(STATED GOAL) Pick up the passage on front and rear wheel regenerative braking and continue it from the point where it stops.

(GIVEN PASSAGE)
— Begin —
When the front and rear wheel regenerative braking devices KCf and KCr operate appropriately, the regenerative braking force Fg is prioritized over the friction braking force Fm after the distribution adjustment of the front and rear wheel braking forces is optimized to the constant value hb. As in the first embodiment, as the directional stability of the vehicle is improved, a sufficient energy regeneration amount is also secured at the time of the switching operation of the regenerative coordination control in the second embodiment.

<<Case where Operation of Rear Wheel Regenerative Braking Device KCr is in Disorder>>

The case when the front wheel regenerative braking device KCf operates appropriately but the rear wheel regenerative braking device KCr is in disorder will be described with reference to the characteristic diagram of FIG. 7(b). Hereinafter, a case where the maximum rear wheel regenerative braking force Fxr decreases from the value rd1 (at the time of appropriate operation) to the value rd3 as indicated by an outlined white arrow in the drawing will be assumed for description. Note that, the regenerative coordination control is operated at the point (N).
— End —
(RECORDED INFORMATION)
— Begin —
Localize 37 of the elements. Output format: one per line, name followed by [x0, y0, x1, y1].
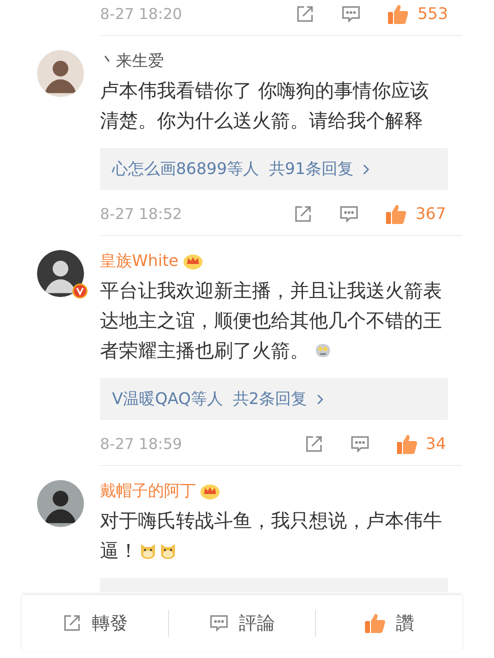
— End —
(REPLY)
At the time point d1, since the maximum rear wheel regenerative braking force Fxr: d1 has the value rd3, the front wheel restricted regenerative braking force Fsf:d1 is calculated as the value fd3 (=rd3/hb). At the time point d1, since “Fsf:d1<Fxf:d1” is satisfied, the front wheel restricted regenerative braking force Fsf:d1 is calculated as the front wheel reference regenerative braking force Fkf:d1 (that is, “Fkf:d1=Fsf:d1”). At the time point d1, since “Fqf>Fkf, Fqr>Fxr” is satisfied, “Fhf=Fkf (=Fsf), Fhr=Fxr, Fnf=Fqf−Fkf, Fnr=Fqr−Fxr” is calculated. As a result, the front and rear wheel required braking forces Fqf and Fqr are achieved by the front and rear wheel regenerative braking forces Fgf and Fgr and the front and rear wheel frictional braking forces Fmf and Fmr (that is, “Fqf:d1=Fgf:d1+Fmf:d1, Fqr:d1=Fgr:d1+Fmr:d1”). In the switching operation at the time of disorder of the rear wheel regenerative braking device KCr, the distribution ratios Kq (target value) and Kb (actual value) of the front and rear wheel braking forces are also maintained at the constant value hb in the regenerative coordination control in the braking control device SC, so that the vehicle stability is secured.

<Summary of First and Second Embodiments of Braking Control Device SC>

Hereinafter, embodiments of the braking control device SC will be summarized. The braking control device SC is applied to a vehicle JV including a front wheel regenerative braking device KCf that generates a front wheel regenerative braking force Fgf on a front wheel WHf and a rear wheel regenerative braking device KCr that generates a rear wheel regenerative braking force Fgr on a rear wheel WHr. The braking control device SC includes “an actuator HU that supplies a front wheel brake fluid pressure Pwf to the front wheel cylinder CWf to generate a front wheel friction braking force Fmf to the front wheel WHf, and supplies a rear wheel brake fluid pressure Pwr to the rear wheel cylinder CWr to generate a rear wheel friction braking force Fmr to the rear wheel WHr”, and a controller ECU that controls the front and rear wheel regenerative braking devices KCf and KCr and the actuator HU”.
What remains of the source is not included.